» What is asked
Write out, unchanged, the lines from the one holding "Read all visible content and emit it as JSON." to the close of the listing. Both the first and last lines belong in it.

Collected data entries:
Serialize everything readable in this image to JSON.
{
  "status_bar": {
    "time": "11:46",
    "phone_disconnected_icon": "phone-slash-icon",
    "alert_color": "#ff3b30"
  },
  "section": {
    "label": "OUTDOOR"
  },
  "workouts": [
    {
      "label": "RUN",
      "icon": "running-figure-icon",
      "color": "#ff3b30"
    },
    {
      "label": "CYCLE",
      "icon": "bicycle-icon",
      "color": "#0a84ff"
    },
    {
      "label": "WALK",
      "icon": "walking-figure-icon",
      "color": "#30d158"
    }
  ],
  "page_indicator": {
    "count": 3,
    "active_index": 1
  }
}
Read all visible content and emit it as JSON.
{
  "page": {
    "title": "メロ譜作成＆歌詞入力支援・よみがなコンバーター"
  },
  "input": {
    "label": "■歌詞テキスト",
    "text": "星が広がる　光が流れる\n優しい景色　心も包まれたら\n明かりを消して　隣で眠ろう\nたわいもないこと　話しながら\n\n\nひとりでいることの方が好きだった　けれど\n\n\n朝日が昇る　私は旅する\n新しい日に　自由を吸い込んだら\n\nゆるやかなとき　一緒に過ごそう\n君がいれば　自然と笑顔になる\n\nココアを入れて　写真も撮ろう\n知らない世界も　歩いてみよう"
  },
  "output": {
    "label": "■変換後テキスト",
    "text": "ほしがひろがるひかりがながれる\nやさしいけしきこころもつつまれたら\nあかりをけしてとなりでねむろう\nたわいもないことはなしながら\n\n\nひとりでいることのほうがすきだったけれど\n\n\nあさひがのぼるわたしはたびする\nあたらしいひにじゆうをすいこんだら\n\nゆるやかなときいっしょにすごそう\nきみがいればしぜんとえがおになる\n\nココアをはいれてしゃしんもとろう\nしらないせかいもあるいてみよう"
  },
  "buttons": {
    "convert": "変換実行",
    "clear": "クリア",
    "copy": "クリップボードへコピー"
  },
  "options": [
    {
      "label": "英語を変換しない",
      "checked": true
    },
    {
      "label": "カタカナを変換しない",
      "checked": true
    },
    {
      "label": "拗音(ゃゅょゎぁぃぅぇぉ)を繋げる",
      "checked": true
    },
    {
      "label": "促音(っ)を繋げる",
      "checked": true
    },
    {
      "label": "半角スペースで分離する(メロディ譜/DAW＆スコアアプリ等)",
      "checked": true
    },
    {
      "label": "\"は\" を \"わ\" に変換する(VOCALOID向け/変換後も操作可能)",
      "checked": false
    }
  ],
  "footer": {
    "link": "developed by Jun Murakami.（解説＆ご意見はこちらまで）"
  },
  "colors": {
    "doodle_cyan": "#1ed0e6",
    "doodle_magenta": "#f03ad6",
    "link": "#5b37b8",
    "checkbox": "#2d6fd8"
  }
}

» Solution to this exercise
Read all visible content and emit it as JSON.
{
  "page": {
    "title": "メロ譜作成＆歌詞入力支援・よみがなコンバーター"
  },
  "input": {
    "label": "■歌詞テキスト",
    "text": "星が広がる　光が流れる\n優しい景色　心も包まれたら\n明かりを消して　隣で眠ろう\nたわいもないこと　話しながら\n\n\nひとりでいることの方が好きだった　けれど\n\n\n朝日が昇る　私は旅する\n新しい日に　自由を吸い込んだら\n\nゆるやかなとき　一緒に過ごそう\n君がいれば　自然と笑顔になる\n\nココアを入れて　写真も撮ろう\n知らない世界も　歩いてみよう"
  },
  "output": {
    "label": "■変換後テキスト",
    "text": "ほしがひろがるひかりがながれる\nやさしいけしきこころもつつまれたら\nあかりをけしてとなりでねむろう\nたわいもないことはなしながら\n\n\nひとりでいることのほうがすきだったけれど\n\n\nあさひがのぼるわたしはたびする\nあたらしいひにじゆうをすいこんだら\n\nゆるやかなときいっしょにすごそう\nきみがいればしぜんとえがおになる\n\nココアをはいれてしゃしんもとろう\nしらないせかいもあるいてみよう"
  },
  "buttons": {
    "convert": "変換実行",
    "clear": "クリア",
    "copy": "クリップボードへコピー"
  },
  "options": [
    {
      "label": "英語を変換しない",
      "checked": true
    },
    {
      "label": "カタカナを変換しない",
      "checked": true
    },
    {
      "label": "拗音(ゃゅょゎぁぃぅぇぉ)を繋げる",
      "checked": true
    },
    {
      "label": "促音(っ)を繋げる",
      "checked": true
    },
    {
      "label": "半角スペースで分離する(メロディ譜/DAW＆スコアアプリ等)",
      "checked": true
    },
    {
      "label": "\"は\" を \"わ\" に変換する(VOCALOID向け/変換後も操作可能)",
      "checked": false
    }
  ],
  "footer": {
    "link": "developed by Jun Murakami.（解説＆ご意見はこちらまで）"
  },
  "colors": {
    "doodle_cyan": "#1ed0e6",
    "doodle_magenta": "#f03ad6",
    "link": "#5b37b8",
    "checkbox": "#2d6fd8"
  }
}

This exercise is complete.